* [Objective]
Extract every entry word for word. Skip the pictures.

* [Listed entries]
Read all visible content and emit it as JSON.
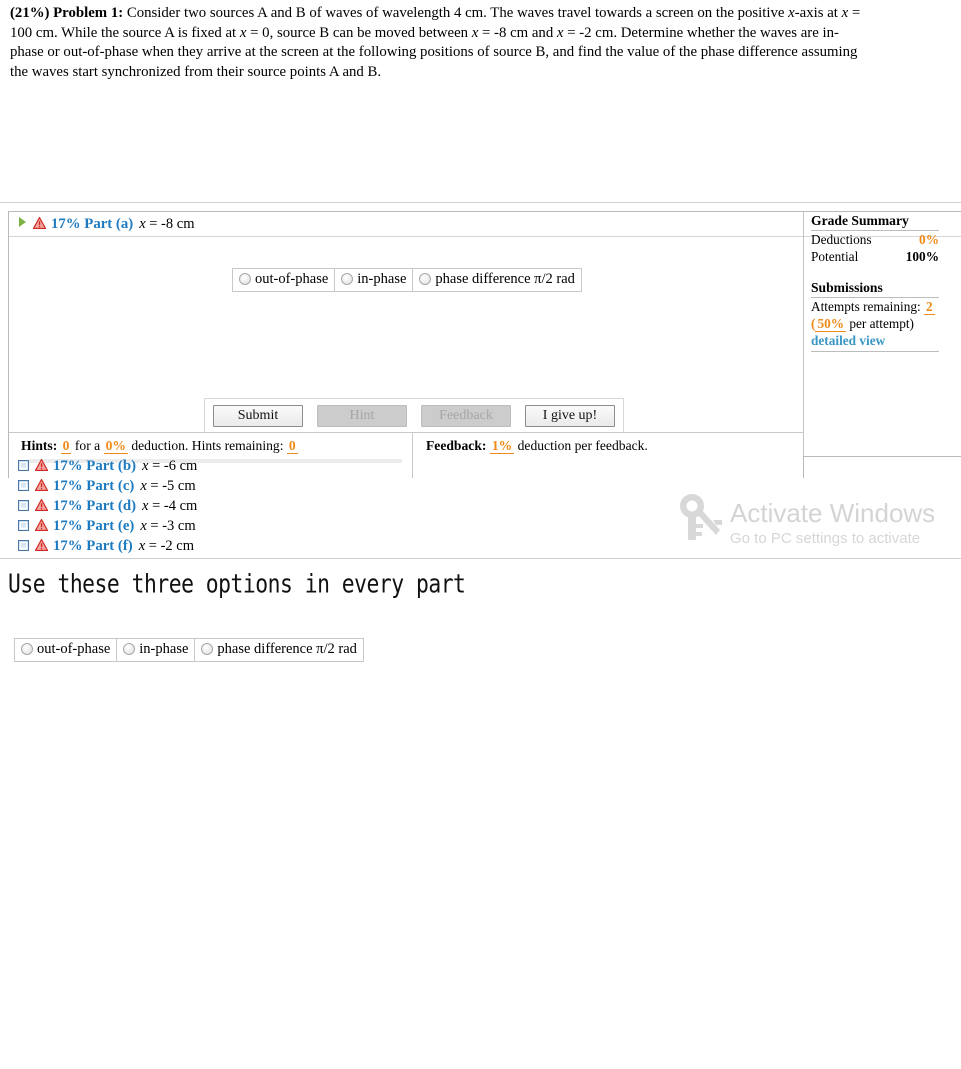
{
  "problem": {
    "percent_label": "(21%) Problem 1:",
    "text_part_1": " Consider two sources A and B of waves of wavelength 4 cm. The waves travel towards a screen on the positive ",
    "x1": "x",
    "text_part_2": "-axis at ",
    "x2": "x",
    "text_part_3": " = 100 cm. While the source A is fixed at ",
    "x3": "x",
    "text_part_4": " = 0, source B can be moved between ",
    "x4": "x",
    "text_part_5": " = -8 cm and ",
    "x5": "x",
    "text_part_6": " = -2 cm. Determine whether the waves are in-phase or out-of-phase when they arrive at the screen at the following positions of source B, and find the value of the phase difference assuming the waves start synchronized from their source points A and B."
  },
  "part_a": {
    "percent": "17% Part (a)",
    "x_label": "x",
    "x_value": " = -8 cm",
    "expand_icon": "play-triangle-icon",
    "warning_icon": "warning-triangle-icon"
  },
  "answer_options": [
    {
      "label": "out-of-phase",
      "selected": false
    },
    {
      "label": "in-phase",
      "selected": false
    },
    {
      "label": "phase difference π/2 rad",
      "selected": false
    }
  ],
  "buttons": [
    {
      "label": "Submit",
      "disabled": false
    },
    {
      "label": "Hint",
      "disabled": true
    },
    {
      "label": "Feedback",
      "disabled": true
    },
    {
      "label": "I give up!",
      "disabled": false
    }
  ],
  "hints": {
    "label": "Hints:",
    "count": "0",
    "for_a": " for a ",
    "deduction_pct": "0%",
    "deduction_text": " deduction. Hints remaining: ",
    "remaining": "0"
  },
  "feedback": {
    "label": "Feedback:",
    "deduction_pct": "1%",
    "text": " deduction per feedback."
  },
  "grade_summary": {
    "title": "Grade Summary",
    "rows": [
      {
        "label": "Deductions",
        "value": "0%",
        "orange": true
      },
      {
        "label": "Potential",
        "value": "100%",
        "orange": false
      }
    ],
    "submissions_title": "Submissions",
    "attempts_label": "Attempts remaining: ",
    "attempts_value": "2",
    "per_attempt_open": "(",
    "per_attempt_pct": "50%",
    "per_attempt_text": " per attempt)",
    "detailed_view": "detailed view"
  },
  "parts": [
    {
      "percent": "17% Part (b)",
      "x_label": "x",
      "x_value": " = -6 cm"
    },
    {
      "percent": "17% Part (c)",
      "x_label": "x",
      "x_value": " = -5 cm"
    },
    {
      "percent": "17% Part (d)",
      "x_label": "x",
      "x_value": " = -4 cm"
    },
    {
      "percent": "17% Part (e)",
      "x_label": "x",
      "x_value": " = -3 cm"
    },
    {
      "percent": "17% Part (f)",
      "x_label": "x",
      "x_value": " = -2 cm"
    }
  ],
  "annotation": {
    "text": "Use these three options in every part"
  },
  "watermark": {
    "title": "Activate Windows",
    "subtitle": "Go to PC settings to activate \u0001",
    "icon": "key-icon"
  },
  "colors": {
    "part_blue": "#1f7bc1",
    "orange": "#ef8a17",
    "link_blue": "#3a96c4",
    "warning_red": "#cf2a24",
    "green_arrow": "#7cb342",
    "watermark_gray": "#d4d4d4"
  }
}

* [Exercise solution]
Read all visible content and emit it as JSON.
{
  "problem": {
    "percent_label": "(21%) Problem 1:",
    "text_part_1": " Consider two sources A and B of waves of wavelength 4 cm. The waves travel towards a screen on the positive ",
    "x1": "x",
    "text_part_2": "-axis at ",
    "x2": "x",
    "text_part_3": " = 100 cm. While the source A is fixed at ",
    "x3": "x",
    "text_part_4": " = 0, source B can be moved between ",
    "x4": "x",
    "text_part_5": " = -8 cm and ",
    "x5": "x",
    "text_part_6": " = -2 cm. Determine whether the waves are in-phase or out-of-phase when they arrive at the screen at the following positions of source B, and find the value of the phase difference assuming the waves start synchronized from their source points A and B."
  },
  "part_a": {
    "percent": "17% Part (a)",
    "x_label": "x",
    "x_value": " = -8 cm",
    "expand_icon": "play-triangle-icon",
    "warning_icon": "warning-triangle-icon"
  },
  "answer_options": [
    {
      "label": "out-of-phase",
      "selected": false
    },
    {
      "label": "in-phase",
      "selected": false
    },
    {
      "label": "phase difference π/2 rad",
      "selected": false
    }
  ],
  "buttons": [
    {
      "label": "Submit",
      "disabled": false
    },
    {
      "label": "Hint",
      "disabled": true
    },
    {
      "label": "Feedback",
      "disabled": true
    },
    {
      "label": "I give up!",
      "disabled": false
    }
  ],
  "hints": {
    "label": "Hints:",
    "count": "0",
    "for_a": " for a ",
    "deduction_pct": "0%",
    "deduction_text": " deduction. Hints remaining: ",
    "remaining": "0"
  },
  "feedback": {
    "label": "Feedback:",
    "deduction_pct": "1%",
    "text": " deduction per feedback."
  },
  "grade_summary": {
    "title": "Grade Summary",
    "rows": [
      {
        "label": "Deductions",
        "value": "0%",
        "orange": true
      },
      {
        "label": "Potential",
        "value": "100%",
        "orange": false
      }
    ],
    "submissions_title": "Submissions",
    "attempts_label": "Attempts remaining: ",
    "attempts_value": "2",
    "per_attempt_open": "(",
    "per_attempt_pct": "50%",
    "per_attempt_text": " per attempt)",
    "detailed_view": "detailed view"
  },
  "parts": [
    {
      "percent": "17% Part (b)",
      "x_label": "x",
      "x_value": " = -6 cm"
    },
    {
      "percent": "17% Part (c)",
      "x_label": "x",
      "x_value": " = -5 cm"
    },
    {
      "percent": "17% Part (d)",
      "x_label": "x",
      "x_value": " = -4 cm"
    },
    {
      "percent": "17% Part (e)",
      "x_label": "x",
      "x_value": " = -3 cm"
    },
    {
      "percent": "17% Part (f)",
      "x_label": "x",
      "x_value": " = -2 cm"
    }
  ],
  "annotation": {
    "text": "Use these three options in every part"
  },
  "watermark": {
    "title": "Activate Windows",
    "subtitle": "Go to PC settings to activate \u0001",
    "icon": "key-icon"
  },
  "colors": {
    "part_blue": "#1f7bc1",
    "orange": "#ef8a17",
    "link_blue": "#3a96c4",
    "warning_red": "#cf2a24",
    "green_arrow": "#7cb342",
    "watermark_gray": "#d4d4d4"
  }
}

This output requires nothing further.